- Task directions
Provide the count of lines that hold "Classement" and no other output.

- The records
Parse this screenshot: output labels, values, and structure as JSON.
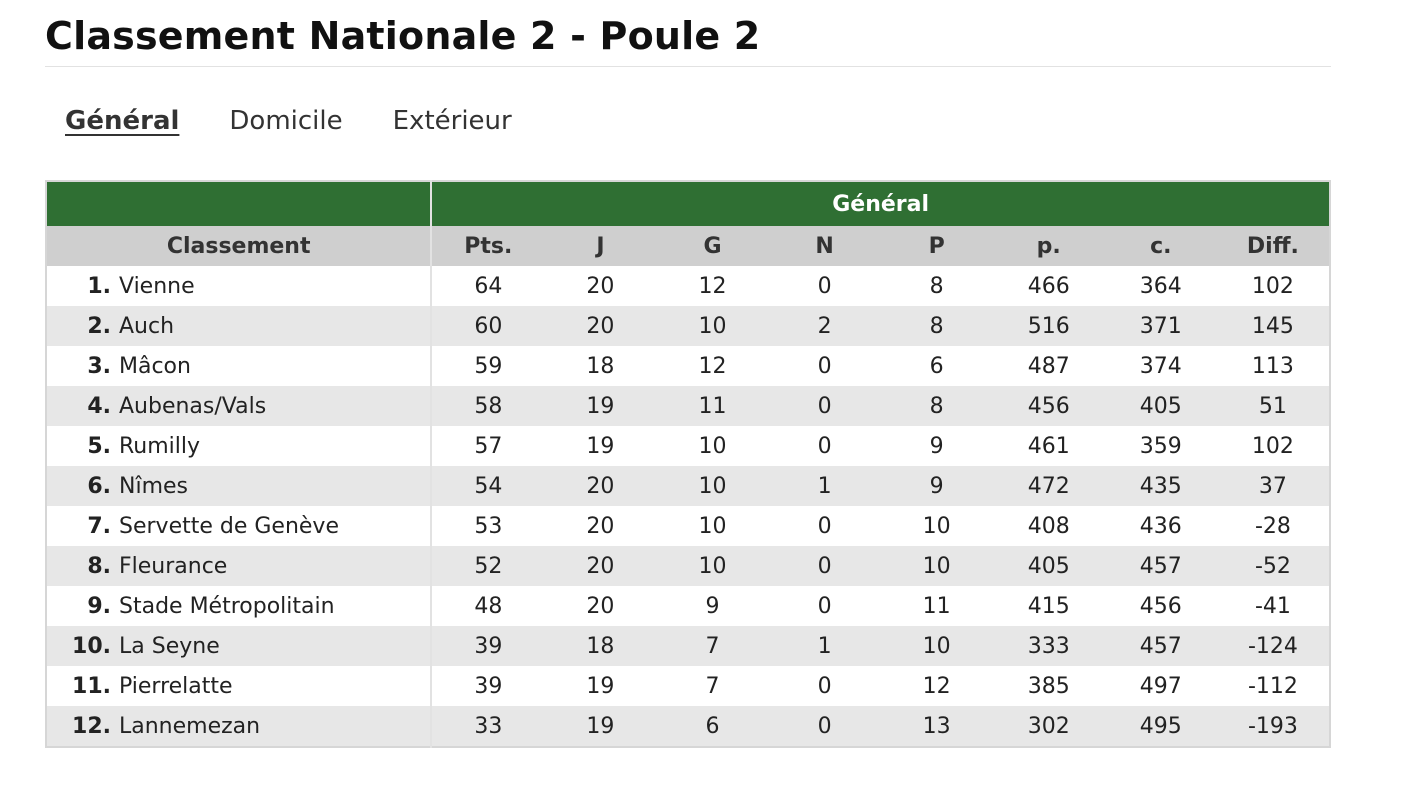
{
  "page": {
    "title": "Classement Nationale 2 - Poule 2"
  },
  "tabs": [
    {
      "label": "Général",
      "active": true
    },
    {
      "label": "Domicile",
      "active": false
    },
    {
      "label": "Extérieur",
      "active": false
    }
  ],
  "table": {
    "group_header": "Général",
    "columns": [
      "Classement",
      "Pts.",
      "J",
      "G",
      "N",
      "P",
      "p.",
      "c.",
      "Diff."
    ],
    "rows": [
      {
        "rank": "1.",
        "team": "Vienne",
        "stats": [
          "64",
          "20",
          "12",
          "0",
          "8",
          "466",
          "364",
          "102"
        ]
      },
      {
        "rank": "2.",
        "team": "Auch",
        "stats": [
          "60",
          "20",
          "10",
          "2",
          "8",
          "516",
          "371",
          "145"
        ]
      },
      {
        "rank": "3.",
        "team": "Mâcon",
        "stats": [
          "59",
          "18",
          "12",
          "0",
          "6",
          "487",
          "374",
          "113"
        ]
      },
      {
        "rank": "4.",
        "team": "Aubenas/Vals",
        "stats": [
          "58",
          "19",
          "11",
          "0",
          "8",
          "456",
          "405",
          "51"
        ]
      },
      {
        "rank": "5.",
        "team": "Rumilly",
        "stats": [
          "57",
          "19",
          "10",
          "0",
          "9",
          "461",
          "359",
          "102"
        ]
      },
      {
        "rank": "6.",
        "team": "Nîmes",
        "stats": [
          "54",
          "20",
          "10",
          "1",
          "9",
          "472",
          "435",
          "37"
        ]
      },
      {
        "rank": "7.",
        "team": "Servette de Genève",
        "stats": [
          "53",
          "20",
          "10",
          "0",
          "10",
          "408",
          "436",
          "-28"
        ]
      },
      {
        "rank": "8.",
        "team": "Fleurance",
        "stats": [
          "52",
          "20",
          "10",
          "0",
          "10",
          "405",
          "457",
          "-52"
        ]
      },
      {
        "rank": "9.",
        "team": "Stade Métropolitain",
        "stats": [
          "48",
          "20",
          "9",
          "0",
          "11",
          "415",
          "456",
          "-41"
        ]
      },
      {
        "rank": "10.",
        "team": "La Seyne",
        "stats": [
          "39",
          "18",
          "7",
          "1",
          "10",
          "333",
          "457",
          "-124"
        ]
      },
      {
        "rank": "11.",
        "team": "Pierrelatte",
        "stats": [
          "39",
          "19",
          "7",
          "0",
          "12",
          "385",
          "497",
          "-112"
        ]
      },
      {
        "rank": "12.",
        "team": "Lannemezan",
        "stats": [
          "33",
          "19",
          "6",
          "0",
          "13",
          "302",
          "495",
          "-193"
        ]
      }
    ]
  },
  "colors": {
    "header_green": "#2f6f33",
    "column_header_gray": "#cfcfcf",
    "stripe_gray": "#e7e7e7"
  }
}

- Exercise result
2